## Short task
Quote each record exactly, please, leaving none out.

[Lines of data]

(begin)

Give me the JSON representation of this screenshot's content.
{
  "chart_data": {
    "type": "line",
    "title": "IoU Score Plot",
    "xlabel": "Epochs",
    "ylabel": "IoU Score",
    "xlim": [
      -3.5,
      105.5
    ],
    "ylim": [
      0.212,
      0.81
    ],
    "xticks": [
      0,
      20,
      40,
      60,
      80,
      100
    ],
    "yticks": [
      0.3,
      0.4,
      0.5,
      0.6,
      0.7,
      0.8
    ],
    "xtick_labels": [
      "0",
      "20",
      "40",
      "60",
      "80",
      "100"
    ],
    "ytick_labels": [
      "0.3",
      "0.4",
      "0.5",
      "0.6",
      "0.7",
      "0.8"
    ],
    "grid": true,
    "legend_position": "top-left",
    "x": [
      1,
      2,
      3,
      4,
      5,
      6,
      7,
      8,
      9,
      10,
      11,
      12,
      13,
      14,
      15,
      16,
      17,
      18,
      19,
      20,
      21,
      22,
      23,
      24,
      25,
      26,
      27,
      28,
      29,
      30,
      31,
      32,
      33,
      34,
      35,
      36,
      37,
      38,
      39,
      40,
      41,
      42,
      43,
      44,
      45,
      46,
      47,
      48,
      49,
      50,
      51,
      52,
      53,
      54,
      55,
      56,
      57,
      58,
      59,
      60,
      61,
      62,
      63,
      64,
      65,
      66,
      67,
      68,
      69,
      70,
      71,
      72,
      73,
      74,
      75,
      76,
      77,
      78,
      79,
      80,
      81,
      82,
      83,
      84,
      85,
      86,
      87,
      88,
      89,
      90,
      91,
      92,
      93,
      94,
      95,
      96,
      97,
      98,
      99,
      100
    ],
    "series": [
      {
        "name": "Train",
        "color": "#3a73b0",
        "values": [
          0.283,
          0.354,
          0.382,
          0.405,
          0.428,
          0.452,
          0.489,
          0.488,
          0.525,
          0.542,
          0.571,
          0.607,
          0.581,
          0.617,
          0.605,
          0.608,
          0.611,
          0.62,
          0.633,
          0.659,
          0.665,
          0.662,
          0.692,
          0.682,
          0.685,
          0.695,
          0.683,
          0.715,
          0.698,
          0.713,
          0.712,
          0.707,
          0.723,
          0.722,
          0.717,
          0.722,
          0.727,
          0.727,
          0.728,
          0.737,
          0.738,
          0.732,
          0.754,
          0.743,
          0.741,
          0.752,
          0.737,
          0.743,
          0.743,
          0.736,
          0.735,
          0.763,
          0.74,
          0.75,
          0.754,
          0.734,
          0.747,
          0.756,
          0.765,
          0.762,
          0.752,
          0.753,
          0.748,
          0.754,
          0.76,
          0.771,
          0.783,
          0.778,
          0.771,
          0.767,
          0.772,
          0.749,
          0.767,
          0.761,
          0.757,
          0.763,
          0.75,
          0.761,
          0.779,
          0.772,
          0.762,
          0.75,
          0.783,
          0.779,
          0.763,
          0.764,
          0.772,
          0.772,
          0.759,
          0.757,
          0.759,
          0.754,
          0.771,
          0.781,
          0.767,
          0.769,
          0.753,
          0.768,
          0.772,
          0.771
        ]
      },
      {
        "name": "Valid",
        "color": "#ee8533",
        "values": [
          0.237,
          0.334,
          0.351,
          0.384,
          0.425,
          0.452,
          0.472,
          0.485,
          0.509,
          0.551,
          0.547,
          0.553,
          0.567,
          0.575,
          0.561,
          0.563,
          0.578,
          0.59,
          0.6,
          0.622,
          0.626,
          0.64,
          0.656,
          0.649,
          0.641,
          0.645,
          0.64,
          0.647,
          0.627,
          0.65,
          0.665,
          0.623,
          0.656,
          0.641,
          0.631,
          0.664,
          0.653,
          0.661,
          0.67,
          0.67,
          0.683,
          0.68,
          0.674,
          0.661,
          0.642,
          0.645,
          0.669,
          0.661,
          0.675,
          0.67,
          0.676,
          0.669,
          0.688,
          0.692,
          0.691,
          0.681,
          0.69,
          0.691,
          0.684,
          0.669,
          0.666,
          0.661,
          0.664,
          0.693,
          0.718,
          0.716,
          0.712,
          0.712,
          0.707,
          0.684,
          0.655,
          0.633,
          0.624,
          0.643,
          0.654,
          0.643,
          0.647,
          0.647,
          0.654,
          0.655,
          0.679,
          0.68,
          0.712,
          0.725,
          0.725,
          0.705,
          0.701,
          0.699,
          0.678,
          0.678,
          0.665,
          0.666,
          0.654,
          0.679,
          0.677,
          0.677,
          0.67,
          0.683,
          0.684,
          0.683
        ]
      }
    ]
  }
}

(end)

## Response
Give me the JSON representation of this screenshot's content.
{
  "chart_data": {
    "type": "line",
    "title": "IoU Score Plot",
    "xlabel": "Epochs",
    "ylabel": "IoU Score",
    "xlim": [
      -3.5,
      105.5
    ],
    "ylim": [
      0.212,
      0.81
    ],
    "xticks": [
      0,
      20,
      40,
      60,
      80,
      100
    ],
    "yticks": [
      0.3,
      0.4,
      0.5,
      0.6,
      0.7,
      0.8
    ],
    "xtick_labels": [
      "0",
      "20",
      "40",
      "60",
      "80",
      "100"
    ],
    "ytick_labels": [
      "0.3",
      "0.4",
      "0.5",
      "0.6",
      "0.7",
      "0.8"
    ],
    "grid": true,
    "legend_position": "top-left",
    "x": [
      1,
      2,
      3,
      4,
      5,
      6,
      7,
      8,
      9,
      10,
      11,
      12,
      13,
      14,
      15,
      16,
      17,
      18,
      19,
      20,
      21,
      22,
      23,
      24,
      25,
      26,
      27,
      28,
      29,
      30,
      31,
      32,
      33,
      34,
      35,
      36,
      37,
      38,
      39,
      40,
      41,
      42,
      43,
      44,
      45,
      46,
      47,
      48,
      49,
      50,
      51,
      52,
      53,
      54,
      55,
      56,
      57,
      58,
      59,
      60,
      61,
      62,
      63,
      64,
      65,
      66,
      67,
      68,
      69,
      70,
      71,
      72,
      73,
      74,
      75,
      76,
      77,
      78,
      79,
      80,
      81,
      82,
      83,
      84,
      85,
      86,
      87,
      88,
      89,
      90,
      91,
      92,
      93,
      94,
      95,
      96,
      97,
      98,
      99,
      100
    ],
    "series": [
      {
        "name": "Train",
        "color": "#3a73b0",
        "values": [
          0.283,
          0.354,
          0.382,
          0.405,
          0.428,
          0.452,
          0.489,
          0.488,
          0.525,
          0.542,
          0.571,
          0.607,
          0.581,
          0.617,
          0.605,
          0.608,
          0.611,
          0.62,
          0.633,
          0.659,
          0.665,
          0.662,
          0.692,
          0.682,
          0.685,
          0.695,
          0.683,
          0.715,
          0.698,
          0.713,
          0.712,
          0.707,
          0.723,
          0.722,
          0.717,
          0.722,
          0.727,
          0.727,
          0.728,
          0.737,
          0.738,
          0.732,
          0.754,
          0.743,
          0.741,
          0.752,
          0.737,
          0.743,
          0.743,
          0.736,
          0.735,
          0.763,
          0.74,
          0.75,
          0.754,
          0.734,
          0.747,
          0.756,
          0.765,
          0.762,
          0.752,
          0.753,
          0.748,
          0.754,
          0.76,
          0.771,
          0.783,
          0.778,
          0.771,
          0.767,
          0.772,
          0.749,
          0.767,
          0.761,
          0.757,
          0.763,
          0.75,
          0.761,
          0.779,
          0.772,
          0.762,
          0.75,
          0.783,
          0.779,
          0.763,
          0.764,
          0.772,
          0.772,
          0.759,
          0.757,
          0.759,
          0.754,
          0.771,
          0.781,
          0.767,
          0.769,
          0.753,
          0.768,
          0.772,
          0.771
        ]
      },
      {
        "name": "Valid",
        "color": "#ee8533",
        "values": [
          0.237,
          0.334,
          0.351,
          0.384,
          0.425,
          0.452,
          0.472,
          0.485,
          0.509,
          0.551,
          0.547,
          0.553,
          0.567,
          0.575,
          0.561,
          0.563,
          0.578,
          0.59,
          0.6,
          0.622,
          0.626,
          0.64,
          0.656,
          0.649,
          0.641,
          0.645,
          0.64,
          0.647,
          0.627,
          0.65,
          0.665,
          0.623,
          0.656,
          0.641,
          0.631,
          0.664,
          0.653,
          0.661,
          0.67,
          0.67,
          0.683,
          0.68,
          0.674,
          0.661,
          0.642,
          0.645,
          0.669,
          0.661,
          0.675,
          0.67,
          0.676,
          0.669,
          0.688,
          0.692,
          0.691,
          0.681,
          0.69,
          0.691,
          0.684,
          0.669,
          0.666,
          0.661,
          0.664,
          0.693,
          0.718,
          0.716,
          0.712,
          0.712,
          0.707,
          0.684,
          0.655,
          0.633,
          0.624,
          0.643,
          0.654,
          0.643,
          0.647,
          0.647,
          0.654,
          0.655,
          0.679,
          0.68,
          0.712,
          0.725,
          0.725,
          0.705,
          0.701,
          0.699,
          0.678,
          0.678,
          0.665,
          0.666,
          0.654,
          0.679,
          0.677,
          0.677,
          0.67,
          0.683,
          0.684,
          0.683
        ]
      }
    ]
  }
}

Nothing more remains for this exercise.